— begin Dataset rows —

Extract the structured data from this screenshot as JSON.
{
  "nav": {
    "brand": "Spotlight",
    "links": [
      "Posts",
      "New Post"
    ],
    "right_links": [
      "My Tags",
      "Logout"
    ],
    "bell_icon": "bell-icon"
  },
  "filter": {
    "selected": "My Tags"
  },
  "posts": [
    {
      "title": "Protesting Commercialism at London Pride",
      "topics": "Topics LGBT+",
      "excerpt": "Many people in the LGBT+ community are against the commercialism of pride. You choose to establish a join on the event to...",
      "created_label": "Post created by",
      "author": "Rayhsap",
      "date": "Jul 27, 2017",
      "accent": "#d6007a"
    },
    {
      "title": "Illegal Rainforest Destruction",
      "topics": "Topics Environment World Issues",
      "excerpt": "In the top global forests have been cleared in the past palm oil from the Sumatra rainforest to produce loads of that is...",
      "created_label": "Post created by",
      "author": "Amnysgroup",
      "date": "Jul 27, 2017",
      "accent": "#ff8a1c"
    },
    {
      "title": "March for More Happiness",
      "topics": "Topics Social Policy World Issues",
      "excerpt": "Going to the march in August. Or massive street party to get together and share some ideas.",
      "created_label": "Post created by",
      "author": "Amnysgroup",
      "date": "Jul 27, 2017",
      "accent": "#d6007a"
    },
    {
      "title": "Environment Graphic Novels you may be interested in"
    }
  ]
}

— end Dataset rows —

Short exercise: Type out the material again exactly as presented.

Result of this exercise:
Extract the structured data from this screenshot as JSON.
{
  "nav": {
    "brand": "Spotlight",
    "links": [
      "Posts",
      "New Post"
    ],
    "right_links": [
      "My Tags",
      "Logout"
    ],
    "bell_icon": "bell-icon"
  },
  "filter": {
    "selected": "My Tags"
  },
  "posts": [
    {
      "title": "Protesting Commercialism at London Pride",
      "topics": "Topics LGBT+",
      "excerpt": "Many people in the LGBT+ community are against the commercialism of pride. You choose to establish a join on the event to...",
      "created_label": "Post created by",
      "author": "Rayhsap",
      "date": "Jul 27, 2017",
      "accent": "#d6007a"
    },
    {
      "title": "Illegal Rainforest Destruction",
      "topics": "Topics Environment World Issues",
      "excerpt": "In the top global forests have been cleared in the past palm oil from the Sumatra rainforest to produce loads of that is...",
      "created_label": "Post created by",
      "author": "Amnysgroup",
      "date": "Jul 27, 2017",
      "accent": "#ff8a1c"
    },
    {
      "title": "March for More Happiness",
      "topics": "Topics Social Policy World Issues",
      "excerpt": "Going to the march in August. Or massive street party to get together and share some ideas.",
      "created_label": "Post created by",
      "author": "Amnysgroup",
      "date": "Jul 27, 2017",
      "accent": "#d6007a"
    },
    {
      "title": "Environment Graphic Novels you may be interested in"
    }
  ]
}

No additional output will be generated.